Dataset entries:
— Start —
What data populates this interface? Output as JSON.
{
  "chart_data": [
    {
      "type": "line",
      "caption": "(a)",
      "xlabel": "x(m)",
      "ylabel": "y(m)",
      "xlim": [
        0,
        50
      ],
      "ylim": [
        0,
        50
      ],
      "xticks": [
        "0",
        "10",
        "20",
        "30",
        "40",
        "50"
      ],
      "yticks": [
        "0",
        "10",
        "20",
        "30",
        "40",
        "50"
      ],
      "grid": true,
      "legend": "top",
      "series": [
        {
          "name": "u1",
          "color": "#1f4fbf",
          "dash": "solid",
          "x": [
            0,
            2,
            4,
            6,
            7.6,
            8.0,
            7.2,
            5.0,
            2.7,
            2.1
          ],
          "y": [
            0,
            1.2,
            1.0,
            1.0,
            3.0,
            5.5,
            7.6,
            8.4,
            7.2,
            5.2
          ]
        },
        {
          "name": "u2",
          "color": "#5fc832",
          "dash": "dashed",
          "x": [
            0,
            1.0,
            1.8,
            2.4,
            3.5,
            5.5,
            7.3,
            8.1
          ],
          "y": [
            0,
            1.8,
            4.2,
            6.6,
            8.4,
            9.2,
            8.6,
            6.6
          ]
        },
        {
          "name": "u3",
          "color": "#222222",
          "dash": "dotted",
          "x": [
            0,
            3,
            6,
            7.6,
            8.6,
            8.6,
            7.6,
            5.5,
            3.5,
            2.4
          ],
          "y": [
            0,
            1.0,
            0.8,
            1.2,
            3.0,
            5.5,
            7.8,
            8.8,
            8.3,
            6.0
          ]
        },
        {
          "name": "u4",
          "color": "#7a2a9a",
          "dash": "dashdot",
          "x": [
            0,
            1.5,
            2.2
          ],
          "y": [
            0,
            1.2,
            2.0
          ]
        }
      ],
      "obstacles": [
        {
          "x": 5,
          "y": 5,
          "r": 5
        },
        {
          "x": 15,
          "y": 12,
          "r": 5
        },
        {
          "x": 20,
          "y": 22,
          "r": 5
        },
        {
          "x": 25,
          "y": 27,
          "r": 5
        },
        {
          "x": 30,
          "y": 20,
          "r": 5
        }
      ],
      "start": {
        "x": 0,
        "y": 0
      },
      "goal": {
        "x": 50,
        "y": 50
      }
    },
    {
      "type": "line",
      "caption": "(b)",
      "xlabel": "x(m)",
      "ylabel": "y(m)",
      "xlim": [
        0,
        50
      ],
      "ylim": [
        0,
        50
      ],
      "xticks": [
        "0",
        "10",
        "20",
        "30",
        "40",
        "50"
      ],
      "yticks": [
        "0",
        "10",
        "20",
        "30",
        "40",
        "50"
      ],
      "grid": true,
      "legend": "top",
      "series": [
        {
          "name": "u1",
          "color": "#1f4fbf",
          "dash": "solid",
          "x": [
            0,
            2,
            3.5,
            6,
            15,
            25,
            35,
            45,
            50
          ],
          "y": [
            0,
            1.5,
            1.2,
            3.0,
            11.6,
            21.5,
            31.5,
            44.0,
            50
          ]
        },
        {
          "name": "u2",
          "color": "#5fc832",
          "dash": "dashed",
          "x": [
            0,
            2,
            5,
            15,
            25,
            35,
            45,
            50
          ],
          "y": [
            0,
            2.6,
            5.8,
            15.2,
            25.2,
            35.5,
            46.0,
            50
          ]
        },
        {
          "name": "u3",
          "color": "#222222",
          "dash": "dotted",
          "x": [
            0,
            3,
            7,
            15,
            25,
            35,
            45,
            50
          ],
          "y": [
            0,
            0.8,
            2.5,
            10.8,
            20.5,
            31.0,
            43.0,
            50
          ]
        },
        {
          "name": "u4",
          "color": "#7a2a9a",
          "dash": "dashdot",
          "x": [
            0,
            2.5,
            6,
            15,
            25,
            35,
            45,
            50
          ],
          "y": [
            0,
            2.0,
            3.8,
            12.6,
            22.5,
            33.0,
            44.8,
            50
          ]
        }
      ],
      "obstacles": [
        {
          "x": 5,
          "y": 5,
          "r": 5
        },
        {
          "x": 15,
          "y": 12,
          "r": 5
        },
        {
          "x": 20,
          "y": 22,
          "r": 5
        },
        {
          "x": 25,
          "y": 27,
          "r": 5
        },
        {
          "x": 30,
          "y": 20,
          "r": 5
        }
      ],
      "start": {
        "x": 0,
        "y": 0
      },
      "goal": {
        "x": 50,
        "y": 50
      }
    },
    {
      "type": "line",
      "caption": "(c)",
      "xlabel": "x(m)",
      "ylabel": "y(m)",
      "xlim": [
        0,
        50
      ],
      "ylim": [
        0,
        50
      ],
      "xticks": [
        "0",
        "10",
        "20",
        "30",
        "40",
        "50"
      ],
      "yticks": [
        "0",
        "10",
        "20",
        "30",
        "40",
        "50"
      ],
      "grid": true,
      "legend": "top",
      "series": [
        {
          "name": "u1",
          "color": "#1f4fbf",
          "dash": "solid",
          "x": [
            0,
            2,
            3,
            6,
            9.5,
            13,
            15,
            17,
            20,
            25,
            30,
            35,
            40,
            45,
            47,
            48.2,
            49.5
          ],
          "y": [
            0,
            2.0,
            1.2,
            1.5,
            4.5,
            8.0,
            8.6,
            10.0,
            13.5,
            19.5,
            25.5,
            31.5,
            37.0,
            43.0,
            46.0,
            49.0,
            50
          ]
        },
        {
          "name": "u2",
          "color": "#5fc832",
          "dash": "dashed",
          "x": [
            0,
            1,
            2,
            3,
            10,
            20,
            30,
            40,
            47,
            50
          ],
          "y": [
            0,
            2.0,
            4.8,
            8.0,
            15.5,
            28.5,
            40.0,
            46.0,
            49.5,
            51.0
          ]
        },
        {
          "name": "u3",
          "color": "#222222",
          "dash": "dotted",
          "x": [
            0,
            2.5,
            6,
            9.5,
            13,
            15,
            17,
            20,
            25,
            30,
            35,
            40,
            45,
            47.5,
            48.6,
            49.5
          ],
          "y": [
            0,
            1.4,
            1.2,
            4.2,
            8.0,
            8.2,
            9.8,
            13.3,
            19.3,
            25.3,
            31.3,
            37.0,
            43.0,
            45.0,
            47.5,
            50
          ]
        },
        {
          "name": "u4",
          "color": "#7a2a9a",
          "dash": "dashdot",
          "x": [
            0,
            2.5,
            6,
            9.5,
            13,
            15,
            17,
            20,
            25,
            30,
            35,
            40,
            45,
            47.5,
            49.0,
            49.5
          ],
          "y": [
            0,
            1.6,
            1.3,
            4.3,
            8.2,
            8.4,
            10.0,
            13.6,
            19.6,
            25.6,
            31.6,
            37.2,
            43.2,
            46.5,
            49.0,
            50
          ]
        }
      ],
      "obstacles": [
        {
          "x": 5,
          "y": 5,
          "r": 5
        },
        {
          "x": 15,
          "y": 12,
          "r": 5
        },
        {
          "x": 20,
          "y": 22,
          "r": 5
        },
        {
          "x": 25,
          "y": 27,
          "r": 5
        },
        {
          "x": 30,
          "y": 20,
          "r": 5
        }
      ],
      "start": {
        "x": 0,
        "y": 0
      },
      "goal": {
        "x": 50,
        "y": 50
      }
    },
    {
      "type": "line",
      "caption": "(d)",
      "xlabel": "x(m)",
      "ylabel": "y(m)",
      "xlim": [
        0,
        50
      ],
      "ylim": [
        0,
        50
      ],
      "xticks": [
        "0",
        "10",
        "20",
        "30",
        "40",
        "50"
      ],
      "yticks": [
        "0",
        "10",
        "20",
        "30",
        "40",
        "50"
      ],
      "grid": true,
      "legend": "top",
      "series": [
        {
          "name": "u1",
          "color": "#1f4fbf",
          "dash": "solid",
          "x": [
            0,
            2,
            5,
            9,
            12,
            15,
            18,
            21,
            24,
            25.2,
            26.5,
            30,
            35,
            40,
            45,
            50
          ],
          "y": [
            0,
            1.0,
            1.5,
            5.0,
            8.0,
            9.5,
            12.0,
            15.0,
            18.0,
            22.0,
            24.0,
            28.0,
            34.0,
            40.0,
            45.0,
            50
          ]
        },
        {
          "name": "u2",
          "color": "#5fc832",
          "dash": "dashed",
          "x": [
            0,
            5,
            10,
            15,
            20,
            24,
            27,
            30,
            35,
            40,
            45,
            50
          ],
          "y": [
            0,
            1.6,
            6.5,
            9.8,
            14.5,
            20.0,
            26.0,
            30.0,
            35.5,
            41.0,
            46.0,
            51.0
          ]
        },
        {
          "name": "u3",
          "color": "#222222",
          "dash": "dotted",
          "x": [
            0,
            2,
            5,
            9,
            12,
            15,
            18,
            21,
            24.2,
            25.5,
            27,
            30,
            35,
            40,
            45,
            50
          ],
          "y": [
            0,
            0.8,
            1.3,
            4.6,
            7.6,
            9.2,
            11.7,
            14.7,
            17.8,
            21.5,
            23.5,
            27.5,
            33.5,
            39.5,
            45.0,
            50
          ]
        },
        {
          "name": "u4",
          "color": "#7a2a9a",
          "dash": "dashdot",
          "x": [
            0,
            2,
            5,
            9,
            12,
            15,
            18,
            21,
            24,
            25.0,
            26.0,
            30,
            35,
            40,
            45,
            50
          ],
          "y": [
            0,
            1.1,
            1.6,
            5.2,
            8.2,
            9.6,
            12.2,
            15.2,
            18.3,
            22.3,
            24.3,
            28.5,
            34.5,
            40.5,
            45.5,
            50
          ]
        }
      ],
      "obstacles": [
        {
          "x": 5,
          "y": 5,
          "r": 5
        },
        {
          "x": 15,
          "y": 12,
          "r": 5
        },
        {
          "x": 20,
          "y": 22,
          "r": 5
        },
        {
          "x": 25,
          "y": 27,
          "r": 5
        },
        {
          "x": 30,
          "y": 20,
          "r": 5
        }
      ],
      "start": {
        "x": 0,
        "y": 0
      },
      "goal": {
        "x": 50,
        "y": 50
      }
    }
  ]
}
— End —
* **Task details**
Report the number of lines in the listing where the string "caption" appears, and nothing besides.

* **Exercise response**
4